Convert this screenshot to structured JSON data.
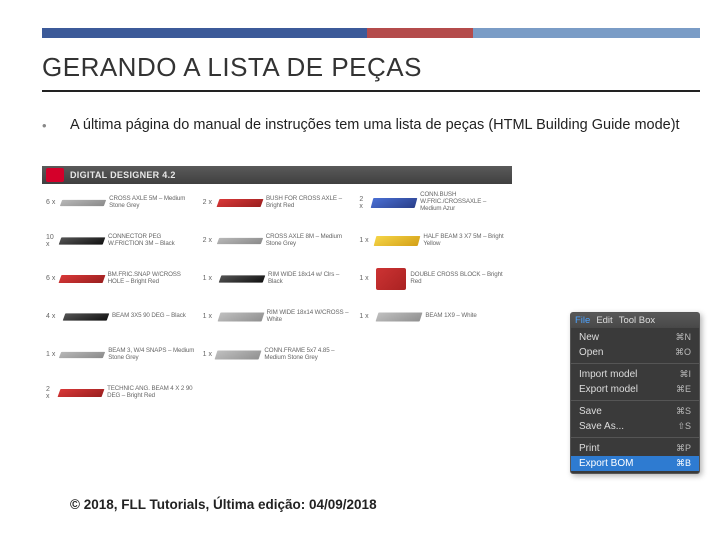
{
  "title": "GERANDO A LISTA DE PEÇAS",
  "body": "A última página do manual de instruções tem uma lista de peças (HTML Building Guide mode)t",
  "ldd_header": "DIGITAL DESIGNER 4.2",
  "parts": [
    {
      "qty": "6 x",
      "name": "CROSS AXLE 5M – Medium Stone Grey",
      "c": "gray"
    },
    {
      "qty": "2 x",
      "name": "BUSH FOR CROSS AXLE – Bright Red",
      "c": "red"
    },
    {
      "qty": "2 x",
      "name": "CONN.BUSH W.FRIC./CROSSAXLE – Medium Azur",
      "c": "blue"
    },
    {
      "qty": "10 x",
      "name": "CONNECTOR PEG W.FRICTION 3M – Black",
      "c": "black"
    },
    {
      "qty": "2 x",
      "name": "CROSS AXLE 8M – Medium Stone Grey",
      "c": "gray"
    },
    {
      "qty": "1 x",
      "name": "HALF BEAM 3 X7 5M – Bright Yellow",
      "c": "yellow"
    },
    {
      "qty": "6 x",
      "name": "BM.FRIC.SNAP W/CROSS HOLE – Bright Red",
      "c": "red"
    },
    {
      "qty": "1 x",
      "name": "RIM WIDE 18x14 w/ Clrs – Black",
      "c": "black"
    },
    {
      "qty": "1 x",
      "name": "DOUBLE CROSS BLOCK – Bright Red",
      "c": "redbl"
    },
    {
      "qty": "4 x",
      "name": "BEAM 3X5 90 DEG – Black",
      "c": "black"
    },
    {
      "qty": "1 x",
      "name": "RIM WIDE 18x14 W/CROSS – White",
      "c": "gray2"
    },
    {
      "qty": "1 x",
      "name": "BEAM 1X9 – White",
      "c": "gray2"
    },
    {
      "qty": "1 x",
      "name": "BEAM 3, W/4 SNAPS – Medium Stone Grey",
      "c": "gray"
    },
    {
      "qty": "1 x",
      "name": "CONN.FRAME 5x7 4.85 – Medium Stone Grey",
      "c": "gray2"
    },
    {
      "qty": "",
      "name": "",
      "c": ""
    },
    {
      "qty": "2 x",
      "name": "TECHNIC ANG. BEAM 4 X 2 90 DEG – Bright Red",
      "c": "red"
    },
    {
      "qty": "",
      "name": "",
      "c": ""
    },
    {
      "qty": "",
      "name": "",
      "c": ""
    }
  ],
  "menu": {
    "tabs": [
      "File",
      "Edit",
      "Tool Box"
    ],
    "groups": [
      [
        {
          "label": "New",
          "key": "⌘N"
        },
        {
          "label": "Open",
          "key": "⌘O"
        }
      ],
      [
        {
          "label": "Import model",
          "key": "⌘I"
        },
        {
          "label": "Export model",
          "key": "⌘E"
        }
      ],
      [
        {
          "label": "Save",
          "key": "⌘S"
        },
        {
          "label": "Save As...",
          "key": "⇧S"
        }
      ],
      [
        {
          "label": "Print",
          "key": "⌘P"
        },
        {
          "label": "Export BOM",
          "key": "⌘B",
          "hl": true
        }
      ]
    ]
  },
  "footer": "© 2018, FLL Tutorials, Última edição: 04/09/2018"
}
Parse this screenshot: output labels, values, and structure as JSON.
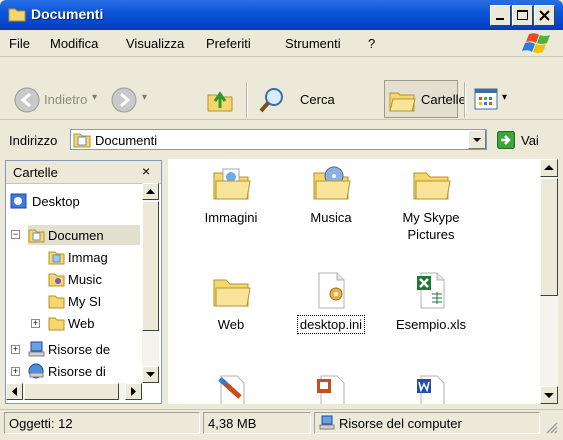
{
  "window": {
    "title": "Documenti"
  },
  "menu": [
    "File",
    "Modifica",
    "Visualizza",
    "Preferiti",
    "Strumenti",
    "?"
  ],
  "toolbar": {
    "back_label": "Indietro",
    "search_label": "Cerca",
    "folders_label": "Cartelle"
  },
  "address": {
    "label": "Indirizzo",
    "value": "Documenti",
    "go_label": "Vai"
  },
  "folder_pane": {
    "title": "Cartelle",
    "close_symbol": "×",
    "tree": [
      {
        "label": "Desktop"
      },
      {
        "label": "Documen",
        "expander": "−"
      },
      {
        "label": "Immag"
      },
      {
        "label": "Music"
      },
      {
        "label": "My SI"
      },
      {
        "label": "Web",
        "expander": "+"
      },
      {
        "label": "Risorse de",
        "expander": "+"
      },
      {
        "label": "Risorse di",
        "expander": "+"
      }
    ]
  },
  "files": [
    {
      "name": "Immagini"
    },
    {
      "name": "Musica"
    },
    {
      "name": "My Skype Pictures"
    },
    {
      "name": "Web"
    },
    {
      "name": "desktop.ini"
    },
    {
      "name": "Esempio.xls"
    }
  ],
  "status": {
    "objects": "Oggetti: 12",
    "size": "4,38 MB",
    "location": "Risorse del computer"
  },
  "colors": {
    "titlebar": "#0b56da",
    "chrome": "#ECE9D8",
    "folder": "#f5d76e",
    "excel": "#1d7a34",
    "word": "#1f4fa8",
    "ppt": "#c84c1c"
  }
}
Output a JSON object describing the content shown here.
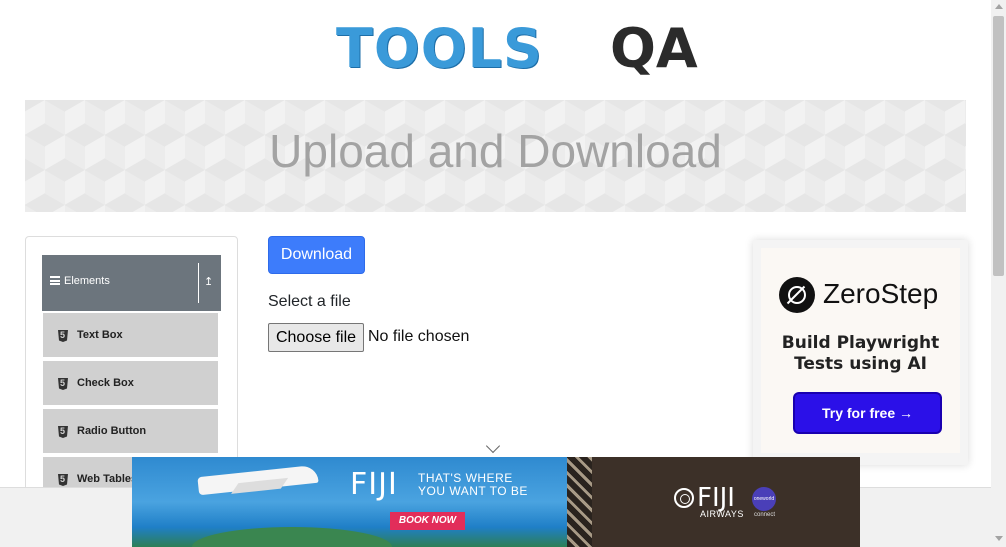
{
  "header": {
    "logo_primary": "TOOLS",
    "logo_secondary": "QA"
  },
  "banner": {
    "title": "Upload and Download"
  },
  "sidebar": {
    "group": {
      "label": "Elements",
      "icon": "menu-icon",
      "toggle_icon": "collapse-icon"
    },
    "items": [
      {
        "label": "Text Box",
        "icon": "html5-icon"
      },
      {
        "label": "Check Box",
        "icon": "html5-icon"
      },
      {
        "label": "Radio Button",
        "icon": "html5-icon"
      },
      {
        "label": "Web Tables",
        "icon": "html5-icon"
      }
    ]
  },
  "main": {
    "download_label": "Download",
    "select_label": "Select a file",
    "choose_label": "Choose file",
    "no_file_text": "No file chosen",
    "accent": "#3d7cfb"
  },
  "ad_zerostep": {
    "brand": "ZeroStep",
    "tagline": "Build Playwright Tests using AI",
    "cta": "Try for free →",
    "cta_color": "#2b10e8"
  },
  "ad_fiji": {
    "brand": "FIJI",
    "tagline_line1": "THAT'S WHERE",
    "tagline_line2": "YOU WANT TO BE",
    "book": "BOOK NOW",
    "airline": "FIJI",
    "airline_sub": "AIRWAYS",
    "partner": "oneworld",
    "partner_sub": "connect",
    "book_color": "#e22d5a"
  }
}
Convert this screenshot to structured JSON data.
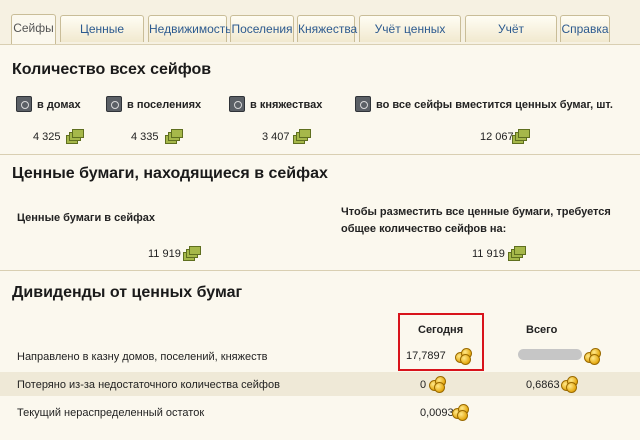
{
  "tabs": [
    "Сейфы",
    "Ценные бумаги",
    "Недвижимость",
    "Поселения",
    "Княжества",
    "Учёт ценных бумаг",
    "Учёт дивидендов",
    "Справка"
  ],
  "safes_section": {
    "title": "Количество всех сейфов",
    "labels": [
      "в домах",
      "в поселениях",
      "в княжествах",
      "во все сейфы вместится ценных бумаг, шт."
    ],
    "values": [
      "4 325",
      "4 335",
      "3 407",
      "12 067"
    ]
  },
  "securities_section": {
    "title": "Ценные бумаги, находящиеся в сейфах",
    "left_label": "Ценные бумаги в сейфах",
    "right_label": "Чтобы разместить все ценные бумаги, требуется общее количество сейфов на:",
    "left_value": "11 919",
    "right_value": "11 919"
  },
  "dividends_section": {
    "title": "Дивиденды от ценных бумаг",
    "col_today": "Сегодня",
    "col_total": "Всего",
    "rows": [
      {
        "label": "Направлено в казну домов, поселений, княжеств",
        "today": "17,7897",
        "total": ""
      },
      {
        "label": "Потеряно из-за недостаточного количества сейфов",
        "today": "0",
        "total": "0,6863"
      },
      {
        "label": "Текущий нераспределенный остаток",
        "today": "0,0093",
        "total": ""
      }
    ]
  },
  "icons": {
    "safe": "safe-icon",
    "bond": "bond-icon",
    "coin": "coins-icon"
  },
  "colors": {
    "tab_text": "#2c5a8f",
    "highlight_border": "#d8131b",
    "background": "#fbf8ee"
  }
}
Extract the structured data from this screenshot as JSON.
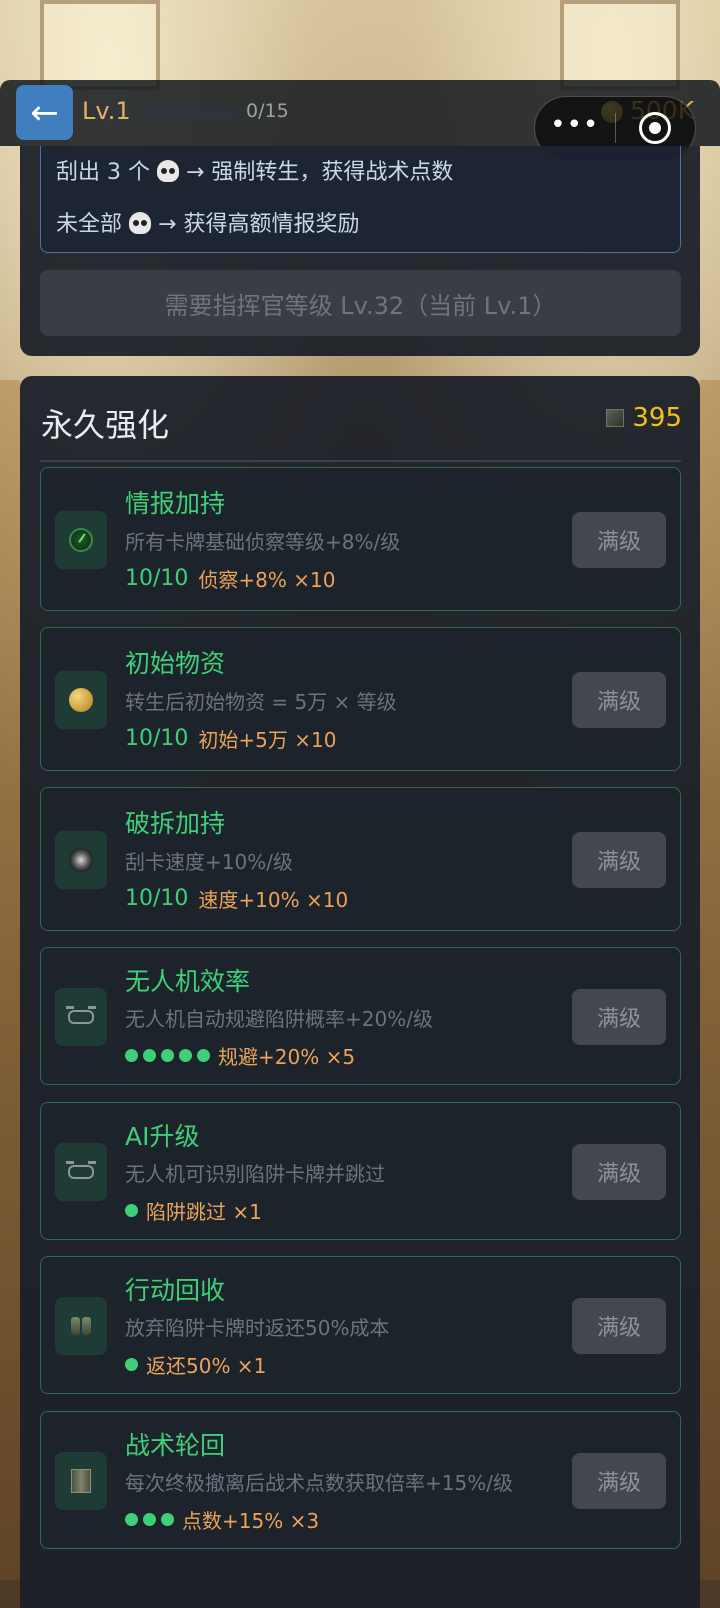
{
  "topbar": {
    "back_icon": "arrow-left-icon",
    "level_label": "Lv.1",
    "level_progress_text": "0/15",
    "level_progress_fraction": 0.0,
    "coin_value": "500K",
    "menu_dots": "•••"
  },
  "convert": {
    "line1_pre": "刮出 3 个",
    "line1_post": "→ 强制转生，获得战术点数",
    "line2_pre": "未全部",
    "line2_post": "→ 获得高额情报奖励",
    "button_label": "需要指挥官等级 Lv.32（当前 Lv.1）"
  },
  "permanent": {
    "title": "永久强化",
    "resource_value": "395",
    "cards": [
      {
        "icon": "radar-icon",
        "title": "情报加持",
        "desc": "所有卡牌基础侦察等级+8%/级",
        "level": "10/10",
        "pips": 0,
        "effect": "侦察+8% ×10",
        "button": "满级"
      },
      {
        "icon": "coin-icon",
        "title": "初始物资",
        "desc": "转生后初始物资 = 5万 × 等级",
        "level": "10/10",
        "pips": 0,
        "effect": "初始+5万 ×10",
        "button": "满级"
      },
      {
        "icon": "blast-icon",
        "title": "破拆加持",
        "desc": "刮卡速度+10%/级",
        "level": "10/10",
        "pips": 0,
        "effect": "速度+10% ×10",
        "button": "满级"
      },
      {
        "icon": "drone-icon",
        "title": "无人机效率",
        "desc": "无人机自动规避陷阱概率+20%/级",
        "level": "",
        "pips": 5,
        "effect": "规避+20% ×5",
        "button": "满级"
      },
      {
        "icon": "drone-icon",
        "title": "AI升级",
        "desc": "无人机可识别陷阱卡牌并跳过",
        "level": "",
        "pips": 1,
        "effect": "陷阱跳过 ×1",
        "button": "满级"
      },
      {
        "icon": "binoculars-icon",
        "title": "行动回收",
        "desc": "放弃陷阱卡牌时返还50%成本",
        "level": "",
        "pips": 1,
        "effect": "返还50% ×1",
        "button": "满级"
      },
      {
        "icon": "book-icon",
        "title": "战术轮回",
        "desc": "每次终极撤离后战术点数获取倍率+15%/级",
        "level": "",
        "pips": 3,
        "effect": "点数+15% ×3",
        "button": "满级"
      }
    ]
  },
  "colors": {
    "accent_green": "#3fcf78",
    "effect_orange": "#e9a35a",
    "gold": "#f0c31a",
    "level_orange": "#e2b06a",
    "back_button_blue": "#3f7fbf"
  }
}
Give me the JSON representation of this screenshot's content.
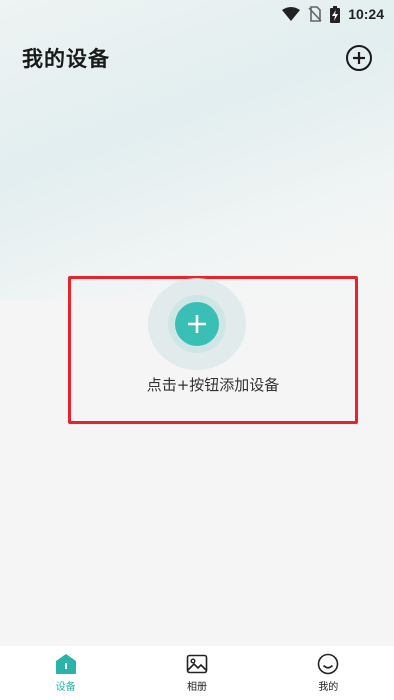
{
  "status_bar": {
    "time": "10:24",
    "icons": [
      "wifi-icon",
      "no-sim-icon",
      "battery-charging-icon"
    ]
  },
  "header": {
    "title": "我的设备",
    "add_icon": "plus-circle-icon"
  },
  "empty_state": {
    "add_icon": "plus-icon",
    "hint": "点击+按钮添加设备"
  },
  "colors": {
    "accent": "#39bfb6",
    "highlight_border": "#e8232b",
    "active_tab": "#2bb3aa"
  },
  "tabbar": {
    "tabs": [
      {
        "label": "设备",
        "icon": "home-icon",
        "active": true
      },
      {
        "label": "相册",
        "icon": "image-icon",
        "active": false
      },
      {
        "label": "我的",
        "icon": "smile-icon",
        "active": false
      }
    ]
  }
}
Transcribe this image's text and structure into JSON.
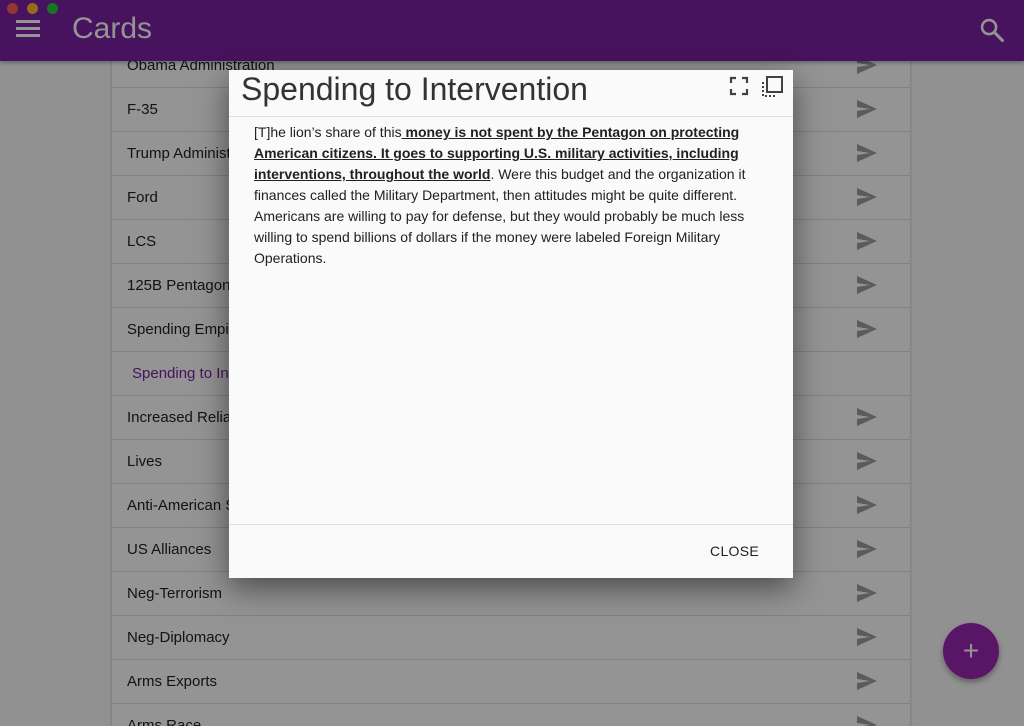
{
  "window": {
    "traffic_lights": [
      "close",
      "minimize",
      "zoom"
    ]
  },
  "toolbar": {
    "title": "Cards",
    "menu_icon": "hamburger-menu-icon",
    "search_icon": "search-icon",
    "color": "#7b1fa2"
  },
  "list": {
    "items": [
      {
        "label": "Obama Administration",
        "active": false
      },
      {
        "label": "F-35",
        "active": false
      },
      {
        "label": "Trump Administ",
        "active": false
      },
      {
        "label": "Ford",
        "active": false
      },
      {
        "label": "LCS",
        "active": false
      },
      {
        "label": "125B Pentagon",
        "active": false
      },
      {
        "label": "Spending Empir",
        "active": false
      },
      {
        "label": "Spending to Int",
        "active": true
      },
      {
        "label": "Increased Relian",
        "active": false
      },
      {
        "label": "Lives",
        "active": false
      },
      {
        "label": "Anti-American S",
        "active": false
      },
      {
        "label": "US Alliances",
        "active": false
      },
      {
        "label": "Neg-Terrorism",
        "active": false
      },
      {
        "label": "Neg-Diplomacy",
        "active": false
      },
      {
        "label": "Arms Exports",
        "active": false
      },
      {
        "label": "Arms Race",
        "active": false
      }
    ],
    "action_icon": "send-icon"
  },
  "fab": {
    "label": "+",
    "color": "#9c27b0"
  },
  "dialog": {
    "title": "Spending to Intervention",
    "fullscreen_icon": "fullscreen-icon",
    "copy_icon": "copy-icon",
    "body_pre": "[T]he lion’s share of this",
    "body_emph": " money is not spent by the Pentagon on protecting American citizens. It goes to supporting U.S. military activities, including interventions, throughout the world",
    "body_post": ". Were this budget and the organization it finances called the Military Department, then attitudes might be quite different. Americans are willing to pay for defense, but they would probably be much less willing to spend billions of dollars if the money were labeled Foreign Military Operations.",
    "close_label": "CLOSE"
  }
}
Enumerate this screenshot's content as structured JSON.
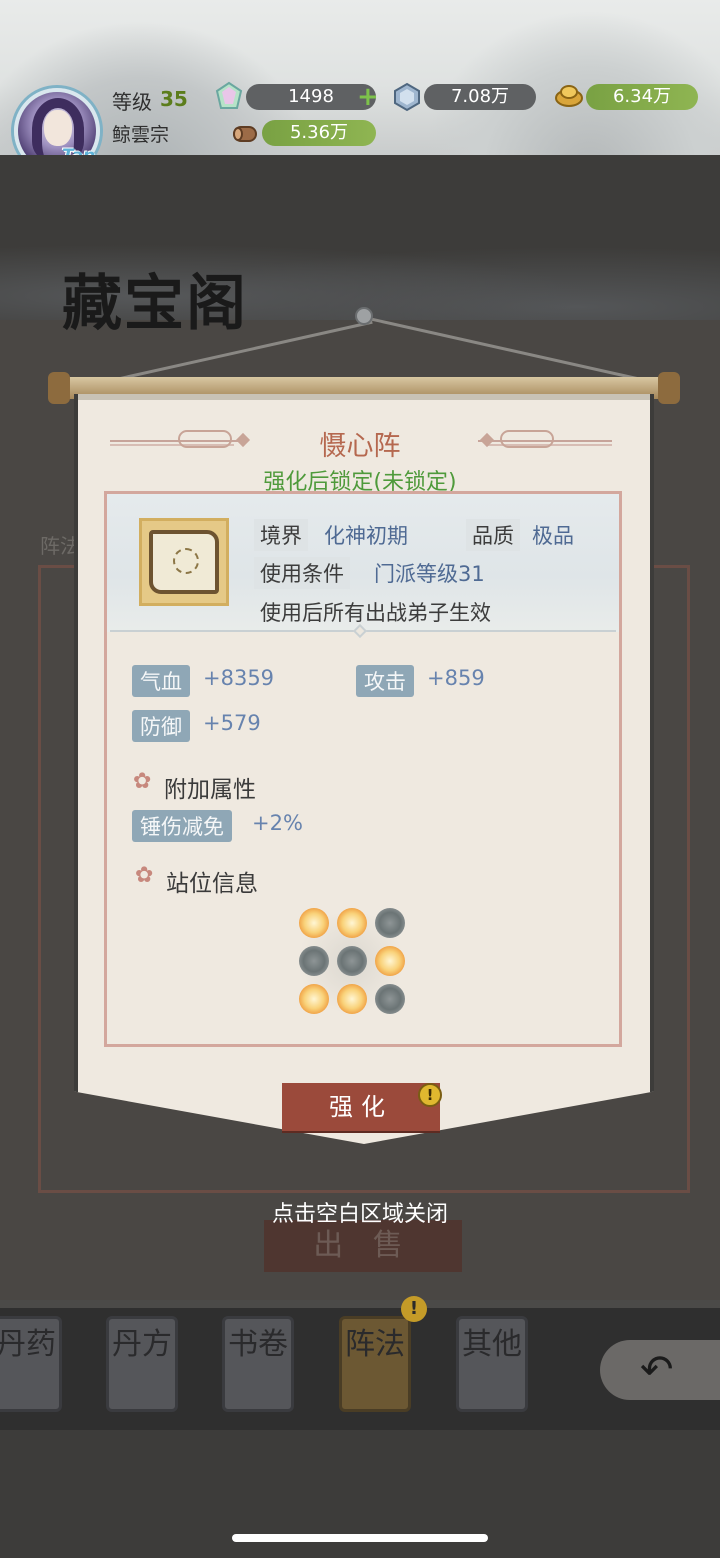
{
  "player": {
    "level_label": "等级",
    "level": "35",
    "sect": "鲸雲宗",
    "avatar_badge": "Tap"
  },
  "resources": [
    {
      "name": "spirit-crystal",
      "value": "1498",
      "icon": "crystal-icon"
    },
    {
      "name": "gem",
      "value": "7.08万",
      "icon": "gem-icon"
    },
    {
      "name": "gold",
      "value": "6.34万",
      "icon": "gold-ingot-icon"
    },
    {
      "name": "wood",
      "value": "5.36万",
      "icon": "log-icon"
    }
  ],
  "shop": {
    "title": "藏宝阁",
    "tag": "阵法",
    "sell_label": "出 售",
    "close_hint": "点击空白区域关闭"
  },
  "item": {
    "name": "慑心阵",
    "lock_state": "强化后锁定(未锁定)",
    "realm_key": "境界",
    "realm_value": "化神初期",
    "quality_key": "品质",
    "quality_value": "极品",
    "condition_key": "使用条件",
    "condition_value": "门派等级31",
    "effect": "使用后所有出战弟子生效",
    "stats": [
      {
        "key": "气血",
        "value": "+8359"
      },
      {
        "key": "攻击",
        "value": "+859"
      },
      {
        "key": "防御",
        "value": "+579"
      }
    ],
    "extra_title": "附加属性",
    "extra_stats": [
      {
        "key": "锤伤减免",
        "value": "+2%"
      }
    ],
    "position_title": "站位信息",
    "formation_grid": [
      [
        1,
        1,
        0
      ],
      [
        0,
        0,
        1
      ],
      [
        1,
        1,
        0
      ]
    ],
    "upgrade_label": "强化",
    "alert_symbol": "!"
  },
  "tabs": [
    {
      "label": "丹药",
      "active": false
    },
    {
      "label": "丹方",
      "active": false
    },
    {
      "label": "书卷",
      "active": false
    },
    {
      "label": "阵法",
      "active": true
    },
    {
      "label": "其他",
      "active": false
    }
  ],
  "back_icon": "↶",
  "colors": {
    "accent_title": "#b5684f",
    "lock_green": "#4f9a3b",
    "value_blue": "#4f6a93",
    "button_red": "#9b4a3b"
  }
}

★ ★ ★ ★ ★

Goal of the exercise: Check the records above line by line and tally those holding the string "model". Answer with the number only.

Written solution: 2